• **WORK INSTRUCTIONS**: Write the material out again, line by line, exactly as it is.

• **EXERCISE INPUT**:

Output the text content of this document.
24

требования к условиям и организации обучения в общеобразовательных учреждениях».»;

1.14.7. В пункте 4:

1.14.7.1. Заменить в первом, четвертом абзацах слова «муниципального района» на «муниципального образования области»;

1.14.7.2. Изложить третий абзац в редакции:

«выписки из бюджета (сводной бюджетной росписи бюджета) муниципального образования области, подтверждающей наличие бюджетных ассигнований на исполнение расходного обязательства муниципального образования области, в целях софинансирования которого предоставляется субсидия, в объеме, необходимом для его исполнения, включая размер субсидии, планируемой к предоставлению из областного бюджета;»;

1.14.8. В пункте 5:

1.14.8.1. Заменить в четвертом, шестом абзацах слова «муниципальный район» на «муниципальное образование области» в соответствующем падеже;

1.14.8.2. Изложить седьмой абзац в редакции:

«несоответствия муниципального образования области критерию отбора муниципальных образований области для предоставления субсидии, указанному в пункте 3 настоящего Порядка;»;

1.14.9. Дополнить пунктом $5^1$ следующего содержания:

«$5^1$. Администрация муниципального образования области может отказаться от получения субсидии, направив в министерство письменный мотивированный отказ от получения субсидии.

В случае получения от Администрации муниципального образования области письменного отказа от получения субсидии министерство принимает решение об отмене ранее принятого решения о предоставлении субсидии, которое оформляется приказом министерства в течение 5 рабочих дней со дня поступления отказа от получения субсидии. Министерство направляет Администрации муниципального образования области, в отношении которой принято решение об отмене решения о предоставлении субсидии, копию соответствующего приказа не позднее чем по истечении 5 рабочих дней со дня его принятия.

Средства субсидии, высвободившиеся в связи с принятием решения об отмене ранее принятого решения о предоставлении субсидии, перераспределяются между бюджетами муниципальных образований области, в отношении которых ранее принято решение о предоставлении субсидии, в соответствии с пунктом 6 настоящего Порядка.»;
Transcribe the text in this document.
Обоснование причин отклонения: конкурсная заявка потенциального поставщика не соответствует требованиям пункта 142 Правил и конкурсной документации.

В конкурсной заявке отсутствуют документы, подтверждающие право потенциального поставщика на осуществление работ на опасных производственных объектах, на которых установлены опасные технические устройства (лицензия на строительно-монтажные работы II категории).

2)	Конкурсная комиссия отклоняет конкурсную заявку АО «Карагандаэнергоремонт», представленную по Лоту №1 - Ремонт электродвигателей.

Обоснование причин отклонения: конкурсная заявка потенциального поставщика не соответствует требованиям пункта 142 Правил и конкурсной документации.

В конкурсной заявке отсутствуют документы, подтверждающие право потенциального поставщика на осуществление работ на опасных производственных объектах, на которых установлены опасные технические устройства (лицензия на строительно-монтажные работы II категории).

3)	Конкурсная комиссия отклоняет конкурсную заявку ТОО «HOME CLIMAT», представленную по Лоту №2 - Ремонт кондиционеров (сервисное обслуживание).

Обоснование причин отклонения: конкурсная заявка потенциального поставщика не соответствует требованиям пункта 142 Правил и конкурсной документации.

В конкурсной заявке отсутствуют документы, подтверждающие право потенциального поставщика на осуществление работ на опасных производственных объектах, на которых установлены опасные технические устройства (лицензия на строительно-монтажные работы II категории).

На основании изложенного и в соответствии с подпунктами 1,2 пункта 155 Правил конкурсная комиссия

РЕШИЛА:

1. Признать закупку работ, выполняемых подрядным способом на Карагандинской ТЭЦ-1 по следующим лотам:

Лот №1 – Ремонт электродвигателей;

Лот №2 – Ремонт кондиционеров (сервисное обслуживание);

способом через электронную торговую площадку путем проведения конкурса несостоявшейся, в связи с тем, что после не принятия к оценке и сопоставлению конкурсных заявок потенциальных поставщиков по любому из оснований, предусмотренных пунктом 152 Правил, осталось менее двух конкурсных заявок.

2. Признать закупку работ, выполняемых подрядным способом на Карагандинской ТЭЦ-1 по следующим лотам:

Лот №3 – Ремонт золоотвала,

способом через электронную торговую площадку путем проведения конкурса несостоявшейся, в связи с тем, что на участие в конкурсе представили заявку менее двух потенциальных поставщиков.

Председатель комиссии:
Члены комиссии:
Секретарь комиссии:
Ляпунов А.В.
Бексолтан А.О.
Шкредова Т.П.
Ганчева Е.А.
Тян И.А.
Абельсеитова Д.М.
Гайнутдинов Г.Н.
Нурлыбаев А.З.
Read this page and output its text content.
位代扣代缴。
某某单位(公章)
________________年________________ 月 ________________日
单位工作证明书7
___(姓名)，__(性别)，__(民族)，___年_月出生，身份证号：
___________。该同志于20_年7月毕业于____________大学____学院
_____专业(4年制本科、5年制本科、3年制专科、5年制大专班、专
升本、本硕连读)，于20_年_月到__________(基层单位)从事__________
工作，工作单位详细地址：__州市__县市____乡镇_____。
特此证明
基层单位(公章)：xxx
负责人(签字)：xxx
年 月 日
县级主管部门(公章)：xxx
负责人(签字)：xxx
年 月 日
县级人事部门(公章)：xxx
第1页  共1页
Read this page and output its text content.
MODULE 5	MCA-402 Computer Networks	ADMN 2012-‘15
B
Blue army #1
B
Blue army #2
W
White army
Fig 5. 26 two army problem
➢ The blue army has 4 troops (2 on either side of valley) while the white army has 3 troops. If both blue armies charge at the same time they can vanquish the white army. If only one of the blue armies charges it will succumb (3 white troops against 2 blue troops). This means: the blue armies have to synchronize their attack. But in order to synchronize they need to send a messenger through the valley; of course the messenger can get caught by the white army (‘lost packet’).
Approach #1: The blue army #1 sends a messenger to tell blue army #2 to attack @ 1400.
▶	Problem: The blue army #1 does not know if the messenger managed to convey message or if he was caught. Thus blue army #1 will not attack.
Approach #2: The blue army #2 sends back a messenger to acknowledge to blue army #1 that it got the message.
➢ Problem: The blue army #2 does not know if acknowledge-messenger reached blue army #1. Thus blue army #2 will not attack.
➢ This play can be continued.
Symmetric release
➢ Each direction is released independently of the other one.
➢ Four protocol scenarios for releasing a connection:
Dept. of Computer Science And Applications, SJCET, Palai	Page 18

• **THE RESULT**:
Output the text content of this document.
24

требования к условиям и организации обучения в общеобразовательных учреждениях».»;

1.14.7. В пункте 4:

1.14.7.1. Заменить в первом, четвертом абзацах слова «муниципального района» на «муниципального образования области»;

1.14.7.2. Изложить третий абзац в редакции:

«выписки из бюджета (сводной бюджетной росписи бюджета) муниципального образования области, подтверждающей наличие бюджетных ассигнований на исполнение расходного обязательства муниципального образования области, в целях софинансирования которого предоставляется субсидия, в объеме, необходимом для его исполнения, включая размер субсидии, планируемой к предоставлению из областного бюджета;»;

1.14.8. В пункте 5:

1.14.8.1. Заменить в четвертом, шестом абзацах слова «муниципальный район» на «муниципальное образование области» в соответствующем падеже;

1.14.8.2. Изложить седьмой абзац в редакции:

«несоответствия муниципального образования области критерию отбора муниципальных образований области для предоставления субсидии, указанному в пункте 3 настоящего Порядка;»;

1.14.9. Дополнить пунктом $5^1$ следующего содержания:

«$5^1$. Администрация муниципального образования области может отказаться от получения субсидии, направив в министерство письменный мотивированный отказ от получения субсидии.

В случае получения от Администрации муниципального образования области письменного отказа от получения субсидии министерство принимает решение об отмене ранее принятого решения о предоставлении субсидии, которое оформляется приказом министерства в течение 5 рабочих дней со дня поступления отказа от получения субсидии. Министерство направляет Администрации муниципального образования области, в отношении которой принято решение об отмене решения о предоставлении субсидии, копию соответствующего приказа не позднее чем по истечении 5 рабочих дней со дня его принятия.

Средства субсидии, высвободившиеся в связи с принятием решения об отмене ранее принятого решения о предоставлении субсидии, перераспределяются между бюджетами муниципальных образований области, в отношении которых ранее принято решение о предоставлении субсидии, в соответствии с пунктом 6 настоящего Порядка.»;
Transcribe the text in this document.
Обоснование причин отклонения: конкурсная заявка потенциального поставщика не соответствует требованиям пункта 142 Правил и конкурсной документации.

В конкурсной заявке отсутствуют документы, подтверждающие право потенциального поставщика на осуществление работ на опасных производственных объектах, на которых установлены опасные технические устройства (лицензия на строительно-монтажные работы II категории).

2)	Конкурсная комиссия отклоняет конкурсную заявку АО «Карагандаэнергоремонт», представленную по Лоту №1 - Ремонт электродвигателей.

Обоснование причин отклонения: конкурсная заявка потенциального поставщика не соответствует требованиям пункта 142 Правил и конкурсной документации.

В конкурсной заявке отсутствуют документы, подтверждающие право потенциального поставщика на осуществление работ на опасных производственных объектах, на которых установлены опасные технические устройства (лицензия на строительно-монтажные работы II категории).

3)	Конкурсная комиссия отклоняет конкурсную заявку ТОО «HOME CLIMAT», представленную по Лоту №2 - Ремонт кондиционеров (сервисное обслуживание).

Обоснование причин отклонения: конкурсная заявка потенциального поставщика не соответствует требованиям пункта 142 Правил и конкурсной документации.

В конкурсной заявке отсутствуют документы, подтверждающие право потенциального поставщика на осуществление работ на опасных производственных объектах, на которых установлены опасные технические устройства (лицензия на строительно-монтажные работы II категории).

На основании изложенного и в соответствии с подпунктами 1,2 пункта 155 Правил конкурсная комиссия

РЕШИЛА:

1. Признать закупку работ, выполняемых подрядным способом на Карагандинской ТЭЦ-1 по следующим лотам:

Лот №1 – Ремонт электродвигателей;

Лот №2 – Ремонт кондиционеров (сервисное обслуживание);

способом через электронную торговую площадку путем проведения конкурса несостоявшейся, в связи с тем, что после не принятия к оценке и сопоставлению конкурсных заявок потенциальных поставщиков по любому из оснований, предусмотренных пунктом 152 Правил, осталось менее двух конкурсных заявок.

2. Признать закупку работ, выполняемых подрядным способом на Карагандинской ТЭЦ-1 по следующим лотам:

Лот №3 – Ремонт золоотвала,

способом через электронную торговую площадку путем проведения конкурса несостоявшейся, в связи с тем, что на участие в конкурсе представили заявку менее двух потенциальных поставщиков.

Председатель комиссии:
Члены комиссии:
Секретарь комиссии:
Ляпунов А.В.
Бексолтан А.О.
Шкредова Т.П.
Ганчева Е.А.
Тян И.А.
Абельсеитова Д.М.
Гайнутдинов Г.Н.
Нурлыбаев А.З.
Read this page and output its text content.
位代扣代缴。
某某单位(公章)
________________年________________ 月 ________________日
单位工作证明书7
___(姓名)，__(性别)，__(民族)，___年_月出生，身份证号：
___________。该同志于20_年7月毕业于____________大学____学院
_____专业(4年制本科、5年制本科、3年制专科、5年制大专班、专
升本、本硕连读)，于20_年_月到__________(基层单位)从事__________
工作，工作单位详细地址：__州市__县市____乡镇_____。
特此证明
基层单位(公章)：xxx
负责人(签字)：xxx
年 月 日
县级主管部门(公章)：xxx
负责人(签字)：xxx
年 月 日
县级人事部门(公章)：xxx
第1页  共1页
Read this page and output its text content.
MODULE 5	MCA-402 Computer Networks	ADMN 2012-‘15
B
Blue army #1
B
Blue army #2
W
White army
Fig 5. 26 two army problem
➢ The blue army has 4 troops (2 on either side of valley) while the white army has 3 troops. If both blue armies charge at the same time they can vanquish the white army. If only one of the blue armies charges it will succumb (3 white troops against 2 blue troops). This means: the blue armies have to synchronize their attack. But in order to synchronize they need to send a messenger through the valley; of course the messenger can get caught by the white army (‘lost packet’).
Approach #1: The blue army #1 sends a messenger to tell blue army #2 to attack @ 1400.
▶	Problem: The blue army #1 does not know if the messenger managed to convey message or if he was caught. Thus blue army #1 will not attack.
Approach #2: The blue army #2 sends back a messenger to acknowledge to blue army #1 that it got the message.
➢ Problem: The blue army #2 does not know if acknowledge-messenger reached blue army #1. Thus blue army #2 will not attack.
➢ This play can be continued.
Symmetric release
➢ Each direction is released independently of the other one.
➢ Four protocol scenarios for releasing a connection:
Dept. of Computer Science And Applications, SJCET, Palai	Page 18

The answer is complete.